TO BE DONE
Return the full material exactly.

◇ ◇ ◇

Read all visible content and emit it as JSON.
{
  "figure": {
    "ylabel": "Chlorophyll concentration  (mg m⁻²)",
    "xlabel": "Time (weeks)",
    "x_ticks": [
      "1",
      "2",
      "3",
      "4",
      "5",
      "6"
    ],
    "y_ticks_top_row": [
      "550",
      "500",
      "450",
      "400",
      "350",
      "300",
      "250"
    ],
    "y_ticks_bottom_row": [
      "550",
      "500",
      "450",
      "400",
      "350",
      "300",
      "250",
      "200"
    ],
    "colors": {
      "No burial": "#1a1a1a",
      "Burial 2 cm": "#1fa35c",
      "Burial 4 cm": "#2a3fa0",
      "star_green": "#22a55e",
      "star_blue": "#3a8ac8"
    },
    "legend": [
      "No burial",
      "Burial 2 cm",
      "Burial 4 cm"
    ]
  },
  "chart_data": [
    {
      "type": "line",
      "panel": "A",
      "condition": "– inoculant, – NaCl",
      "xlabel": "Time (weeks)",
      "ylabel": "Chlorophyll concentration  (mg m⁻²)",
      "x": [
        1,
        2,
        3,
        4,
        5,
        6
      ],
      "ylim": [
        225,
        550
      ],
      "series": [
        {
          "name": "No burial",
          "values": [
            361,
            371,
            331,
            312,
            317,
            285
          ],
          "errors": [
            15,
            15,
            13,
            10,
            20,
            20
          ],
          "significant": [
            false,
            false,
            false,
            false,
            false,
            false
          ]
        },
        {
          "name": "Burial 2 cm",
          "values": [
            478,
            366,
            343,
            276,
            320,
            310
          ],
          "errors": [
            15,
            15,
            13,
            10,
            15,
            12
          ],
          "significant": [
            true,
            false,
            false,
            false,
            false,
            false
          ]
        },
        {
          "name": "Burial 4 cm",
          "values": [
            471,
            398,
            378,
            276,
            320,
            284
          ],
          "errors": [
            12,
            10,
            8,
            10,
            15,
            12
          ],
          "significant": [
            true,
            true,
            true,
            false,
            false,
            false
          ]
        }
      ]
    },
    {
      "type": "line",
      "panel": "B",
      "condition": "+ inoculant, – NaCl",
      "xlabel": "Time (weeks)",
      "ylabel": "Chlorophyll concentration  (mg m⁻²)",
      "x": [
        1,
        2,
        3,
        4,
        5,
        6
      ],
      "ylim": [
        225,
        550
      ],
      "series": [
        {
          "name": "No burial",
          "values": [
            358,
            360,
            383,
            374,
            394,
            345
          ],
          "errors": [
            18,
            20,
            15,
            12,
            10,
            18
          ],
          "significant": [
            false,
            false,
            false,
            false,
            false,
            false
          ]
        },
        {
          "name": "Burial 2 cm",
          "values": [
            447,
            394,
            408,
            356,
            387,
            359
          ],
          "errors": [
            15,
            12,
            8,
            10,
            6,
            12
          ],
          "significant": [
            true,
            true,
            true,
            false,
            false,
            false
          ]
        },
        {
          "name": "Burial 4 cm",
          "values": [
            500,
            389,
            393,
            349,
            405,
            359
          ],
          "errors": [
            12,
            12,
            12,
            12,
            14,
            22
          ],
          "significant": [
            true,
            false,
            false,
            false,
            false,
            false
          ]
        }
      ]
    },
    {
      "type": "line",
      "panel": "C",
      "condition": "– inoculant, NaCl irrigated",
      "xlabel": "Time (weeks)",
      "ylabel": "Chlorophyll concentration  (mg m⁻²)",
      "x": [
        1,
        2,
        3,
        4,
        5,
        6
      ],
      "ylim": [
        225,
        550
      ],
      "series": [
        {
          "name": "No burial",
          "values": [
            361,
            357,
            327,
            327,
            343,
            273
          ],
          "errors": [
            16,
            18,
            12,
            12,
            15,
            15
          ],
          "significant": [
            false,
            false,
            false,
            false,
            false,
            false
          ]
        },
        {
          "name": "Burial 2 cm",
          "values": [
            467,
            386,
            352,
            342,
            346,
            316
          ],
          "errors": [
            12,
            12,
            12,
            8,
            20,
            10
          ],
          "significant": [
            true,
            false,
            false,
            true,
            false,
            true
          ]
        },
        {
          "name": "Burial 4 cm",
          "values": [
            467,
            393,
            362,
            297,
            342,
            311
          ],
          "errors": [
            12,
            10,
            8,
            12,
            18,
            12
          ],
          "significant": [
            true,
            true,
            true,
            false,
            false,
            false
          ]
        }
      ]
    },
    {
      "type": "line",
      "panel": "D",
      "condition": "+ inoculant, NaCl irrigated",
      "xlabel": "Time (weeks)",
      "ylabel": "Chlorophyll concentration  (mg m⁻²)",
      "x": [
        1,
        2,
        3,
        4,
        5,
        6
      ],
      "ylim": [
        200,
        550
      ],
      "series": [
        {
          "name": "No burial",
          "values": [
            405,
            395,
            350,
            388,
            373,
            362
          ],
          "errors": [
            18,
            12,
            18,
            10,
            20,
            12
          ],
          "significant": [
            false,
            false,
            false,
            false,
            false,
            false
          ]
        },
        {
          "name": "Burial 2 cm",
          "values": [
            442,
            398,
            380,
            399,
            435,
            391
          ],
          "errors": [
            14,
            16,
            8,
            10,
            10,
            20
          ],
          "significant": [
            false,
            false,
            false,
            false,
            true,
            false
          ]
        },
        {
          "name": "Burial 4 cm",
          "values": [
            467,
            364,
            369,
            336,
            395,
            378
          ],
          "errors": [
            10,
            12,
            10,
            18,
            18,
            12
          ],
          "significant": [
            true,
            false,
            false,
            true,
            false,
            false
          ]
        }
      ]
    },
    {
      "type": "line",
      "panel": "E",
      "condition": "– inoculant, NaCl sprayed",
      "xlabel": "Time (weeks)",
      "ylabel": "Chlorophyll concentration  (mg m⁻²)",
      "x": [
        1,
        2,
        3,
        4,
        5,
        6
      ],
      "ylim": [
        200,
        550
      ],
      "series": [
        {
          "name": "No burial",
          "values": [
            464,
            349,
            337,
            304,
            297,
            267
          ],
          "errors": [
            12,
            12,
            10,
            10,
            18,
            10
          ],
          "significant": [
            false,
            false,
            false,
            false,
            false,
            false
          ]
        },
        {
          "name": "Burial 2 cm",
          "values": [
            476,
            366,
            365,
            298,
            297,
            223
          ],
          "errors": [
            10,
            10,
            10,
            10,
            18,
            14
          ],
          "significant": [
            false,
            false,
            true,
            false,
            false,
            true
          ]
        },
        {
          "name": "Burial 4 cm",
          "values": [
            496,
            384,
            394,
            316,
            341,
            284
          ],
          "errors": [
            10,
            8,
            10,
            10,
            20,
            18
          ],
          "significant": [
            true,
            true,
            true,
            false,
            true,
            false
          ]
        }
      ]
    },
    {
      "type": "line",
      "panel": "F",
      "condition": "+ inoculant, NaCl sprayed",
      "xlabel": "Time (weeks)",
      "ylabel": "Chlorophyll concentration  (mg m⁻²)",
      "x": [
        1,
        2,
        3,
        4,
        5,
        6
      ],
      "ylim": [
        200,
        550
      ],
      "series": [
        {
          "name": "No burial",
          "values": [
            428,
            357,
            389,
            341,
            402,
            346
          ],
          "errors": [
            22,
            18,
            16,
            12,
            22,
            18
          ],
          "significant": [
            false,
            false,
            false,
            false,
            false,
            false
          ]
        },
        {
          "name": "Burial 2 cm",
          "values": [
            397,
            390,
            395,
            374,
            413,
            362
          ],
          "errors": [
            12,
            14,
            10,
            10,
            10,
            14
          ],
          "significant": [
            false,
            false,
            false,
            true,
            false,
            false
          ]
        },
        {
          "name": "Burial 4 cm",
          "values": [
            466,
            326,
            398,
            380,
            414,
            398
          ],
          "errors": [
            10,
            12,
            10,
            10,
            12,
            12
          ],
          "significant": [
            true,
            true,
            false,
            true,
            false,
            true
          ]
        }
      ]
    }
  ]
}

◇ ◇ ◇

FULL OUTPUT
Read all visible content and emit it as JSON.
{
  "figure": {
    "ylabel": "Chlorophyll concentration  (mg m⁻²)",
    "xlabel": "Time (weeks)",
    "x_ticks": [
      "1",
      "2",
      "3",
      "4",
      "5",
      "6"
    ],
    "y_ticks_top_row": [
      "550",
      "500",
      "450",
      "400",
      "350",
      "300",
      "250"
    ],
    "y_ticks_bottom_row": [
      "550",
      "500",
      "450",
      "400",
      "350",
      "300",
      "250",
      "200"
    ],
    "colors": {
      "No burial": "#1a1a1a",
      "Burial 2 cm": "#1fa35c",
      "Burial 4 cm": "#2a3fa0",
      "star_green": "#22a55e",
      "star_blue": "#3a8ac8"
    },
    "legend": [
      "No burial",
      "Burial 2 cm",
      "Burial 4 cm"
    ]
  },
  "chart_data": [
    {
      "type": "line",
      "panel": "A",
      "condition": "– inoculant, – NaCl",
      "xlabel": "Time (weeks)",
      "ylabel": "Chlorophyll concentration  (mg m⁻²)",
      "x": [
        1,
        2,
        3,
        4,
        5,
        6
      ],
      "ylim": [
        225,
        550
      ],
      "series": [
        {
          "name": "No burial",
          "values": [
            361,
            371,
            331,
            312,
            317,
            285
          ],
          "errors": [
            15,
            15,
            13,
            10,
            20,
            20
          ],
          "significant": [
            false,
            false,
            false,
            false,
            false,
            false
          ]
        },
        {
          "name": "Burial 2 cm",
          "values": [
            478,
            366,
            343,
            276,
            320,
            310
          ],
          "errors": [
            15,
            15,
            13,
            10,
            15,
            12
          ],
          "significant": [
            true,
            false,
            false,
            false,
            false,
            false
          ]
        },
        {
          "name": "Burial 4 cm",
          "values": [
            471,
            398,
            378,
            276,
            320,
            284
          ],
          "errors": [
            12,
            10,
            8,
            10,
            15,
            12
          ],
          "significant": [
            true,
            true,
            true,
            false,
            false,
            false
          ]
        }
      ]
    },
    {
      "type": "line",
      "panel": "B",
      "condition": "+ inoculant, – NaCl",
      "xlabel": "Time (weeks)",
      "ylabel": "Chlorophyll concentration  (mg m⁻²)",
      "x": [
        1,
        2,
        3,
        4,
        5,
        6
      ],
      "ylim": [
        225,
        550
      ],
      "series": [
        {
          "name": "No burial",
          "values": [
            358,
            360,
            383,
            374,
            394,
            345
          ],
          "errors": [
            18,
            20,
            15,
            12,
            10,
            18
          ],
          "significant": [
            false,
            false,
            false,
            false,
            false,
            false
          ]
        },
        {
          "name": "Burial 2 cm",
          "values": [
            447,
            394,
            408,
            356,
            387,
            359
          ],
          "errors": [
            15,
            12,
            8,
            10,
            6,
            12
          ],
          "significant": [
            true,
            true,
            true,
            false,
            false,
            false
          ]
        },
        {
          "name": "Burial 4 cm",
          "values": [
            500,
            389,
            393,
            349,
            405,
            359
          ],
          "errors": [
            12,
            12,
            12,
            12,
            14,
            22
          ],
          "significant": [
            true,
            false,
            false,
            false,
            false,
            false
          ]
        }
      ]
    },
    {
      "type": "line",
      "panel": "C",
      "condition": "– inoculant, NaCl irrigated",
      "xlabel": "Time (weeks)",
      "ylabel": "Chlorophyll concentration  (mg m⁻²)",
      "x": [
        1,
        2,
        3,
        4,
        5,
        6
      ],
      "ylim": [
        225,
        550
      ],
      "series": [
        {
          "name": "No burial",
          "values": [
            361,
            357,
            327,
            327,
            343,
            273
          ],
          "errors": [
            16,
            18,
            12,
            12,
            15,
            15
          ],
          "significant": [
            false,
            false,
            false,
            false,
            false,
            false
          ]
        },
        {
          "name": "Burial 2 cm",
          "values": [
            467,
            386,
            352,
            342,
            346,
            316
          ],
          "errors": [
            12,
            12,
            12,
            8,
            20,
            10
          ],
          "significant": [
            true,
            false,
            false,
            true,
            false,
            true
          ]
        },
        {
          "name": "Burial 4 cm",
          "values": [
            467,
            393,
            362,
            297,
            342,
            311
          ],
          "errors": [
            12,
            10,
            8,
            12,
            18,
            12
          ],
          "significant": [
            true,
            true,
            true,
            false,
            false,
            false
          ]
        }
      ]
    },
    {
      "type": "line",
      "panel": "D",
      "condition": "+ inoculant, NaCl irrigated",
      "xlabel": "Time (weeks)",
      "ylabel": "Chlorophyll concentration  (mg m⁻²)",
      "x": [
        1,
        2,
        3,
        4,
        5,
        6
      ],
      "ylim": [
        200,
        550
      ],
      "series": [
        {
          "name": "No burial",
          "values": [
            405,
            395,
            350,
            388,
            373,
            362
          ],
          "errors": [
            18,
            12,
            18,
            10,
            20,
            12
          ],
          "significant": [
            false,
            false,
            false,
            false,
            false,
            false
          ]
        },
        {
          "name": "Burial 2 cm",
          "values": [
            442,
            398,
            380,
            399,
            435,
            391
          ],
          "errors": [
            14,
            16,
            8,
            10,
            10,
            20
          ],
          "significant": [
            false,
            false,
            false,
            false,
            true,
            false
          ]
        },
        {
          "name": "Burial 4 cm",
          "values": [
            467,
            364,
            369,
            336,
            395,
            378
          ],
          "errors": [
            10,
            12,
            10,
            18,
            18,
            12
          ],
          "significant": [
            true,
            false,
            false,
            true,
            false,
            false
          ]
        }
      ]
    },
    {
      "type": "line",
      "panel": "E",
      "condition": "– inoculant, NaCl sprayed",
      "xlabel": "Time (weeks)",
      "ylabel": "Chlorophyll concentration  (mg m⁻²)",
      "x": [
        1,
        2,
        3,
        4,
        5,
        6
      ],
      "ylim": [
        200,
        550
      ],
      "series": [
        {
          "name": "No burial",
          "values": [
            464,
            349,
            337,
            304,
            297,
            267
          ],
          "errors": [
            12,
            12,
            10,
            10,
            18,
            10
          ],
          "significant": [
            false,
            false,
            false,
            false,
            false,
            false
          ]
        },
        {
          "name": "Burial 2 cm",
          "values": [
            476,
            366,
            365,
            298,
            297,
            223
          ],
          "errors": [
            10,
            10,
            10,
            10,
            18,
            14
          ],
          "significant": [
            false,
            false,
            true,
            false,
            false,
            true
          ]
        },
        {
          "name": "Burial 4 cm",
          "values": [
            496,
            384,
            394,
            316,
            341,
            284
          ],
          "errors": [
            10,
            8,
            10,
            10,
            20,
            18
          ],
          "significant": [
            true,
            true,
            true,
            false,
            true,
            false
          ]
        }
      ]
    },
    {
      "type": "line",
      "panel": "F",
      "condition": "+ inoculant, NaCl sprayed",
      "xlabel": "Time (weeks)",
      "ylabel": "Chlorophyll concentration  (mg m⁻²)",
      "x": [
        1,
        2,
        3,
        4,
        5,
        6
      ],
      "ylim": [
        200,
        550
      ],
      "series": [
        {
          "name": "No burial",
          "values": [
            428,
            357,
            389,
            341,
            402,
            346
          ],
          "errors": [
            22,
            18,
            16,
            12,
            22,
            18
          ],
          "significant": [
            false,
            false,
            false,
            false,
            false,
            false
          ]
        },
        {
          "name": "Burial 2 cm",
          "values": [
            397,
            390,
            395,
            374,
            413,
            362
          ],
          "errors": [
            12,
            14,
            10,
            10,
            10,
            14
          ],
          "significant": [
            false,
            false,
            false,
            true,
            false,
            false
          ]
        },
        {
          "name": "Burial 4 cm",
          "values": [
            466,
            326,
            398,
            380,
            414,
            398
          ],
          "errors": [
            10,
            12,
            10,
            10,
            12,
            12
          ],
          "significant": [
            true,
            true,
            false,
            true,
            false,
            true
          ]
        }
      ]
    }
  ]
}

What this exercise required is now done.